[Collection entries]
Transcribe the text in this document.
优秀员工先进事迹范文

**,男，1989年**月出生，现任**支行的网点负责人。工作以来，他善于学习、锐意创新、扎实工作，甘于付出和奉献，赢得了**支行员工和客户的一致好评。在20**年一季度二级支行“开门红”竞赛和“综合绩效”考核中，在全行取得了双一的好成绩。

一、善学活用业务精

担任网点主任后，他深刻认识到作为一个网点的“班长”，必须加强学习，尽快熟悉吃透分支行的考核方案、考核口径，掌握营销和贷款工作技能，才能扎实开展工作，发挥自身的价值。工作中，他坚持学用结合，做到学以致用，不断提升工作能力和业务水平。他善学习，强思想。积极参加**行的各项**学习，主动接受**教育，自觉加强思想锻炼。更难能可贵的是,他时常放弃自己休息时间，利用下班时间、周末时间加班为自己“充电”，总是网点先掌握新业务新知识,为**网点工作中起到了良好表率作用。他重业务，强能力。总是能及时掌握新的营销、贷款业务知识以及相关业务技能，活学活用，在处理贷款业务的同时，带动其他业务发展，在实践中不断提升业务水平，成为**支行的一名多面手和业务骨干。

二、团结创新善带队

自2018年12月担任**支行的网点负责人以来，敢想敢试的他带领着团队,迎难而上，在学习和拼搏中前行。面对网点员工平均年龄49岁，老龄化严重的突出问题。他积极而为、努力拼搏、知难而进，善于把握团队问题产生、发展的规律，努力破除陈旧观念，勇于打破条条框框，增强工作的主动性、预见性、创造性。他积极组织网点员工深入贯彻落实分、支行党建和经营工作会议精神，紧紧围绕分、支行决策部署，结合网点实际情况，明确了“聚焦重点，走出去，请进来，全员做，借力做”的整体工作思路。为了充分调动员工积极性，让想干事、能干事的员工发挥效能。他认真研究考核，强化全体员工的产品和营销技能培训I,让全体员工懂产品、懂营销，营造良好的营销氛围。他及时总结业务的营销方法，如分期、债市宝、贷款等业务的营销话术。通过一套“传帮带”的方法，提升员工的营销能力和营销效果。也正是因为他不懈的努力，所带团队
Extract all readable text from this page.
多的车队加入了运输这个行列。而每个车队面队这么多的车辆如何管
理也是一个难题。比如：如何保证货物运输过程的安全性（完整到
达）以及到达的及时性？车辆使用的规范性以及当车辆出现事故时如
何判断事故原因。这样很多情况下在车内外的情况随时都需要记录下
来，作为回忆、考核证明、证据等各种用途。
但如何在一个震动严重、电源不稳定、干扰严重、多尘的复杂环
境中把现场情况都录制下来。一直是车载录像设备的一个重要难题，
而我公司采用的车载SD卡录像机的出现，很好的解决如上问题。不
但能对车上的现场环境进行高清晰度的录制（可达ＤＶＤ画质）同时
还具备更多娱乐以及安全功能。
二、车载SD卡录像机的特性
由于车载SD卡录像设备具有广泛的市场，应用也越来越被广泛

» Your objective:
Copy all lines above containing the string "this".

» Output below:
Transcribe the text in this document.
Extract all readable text from this page.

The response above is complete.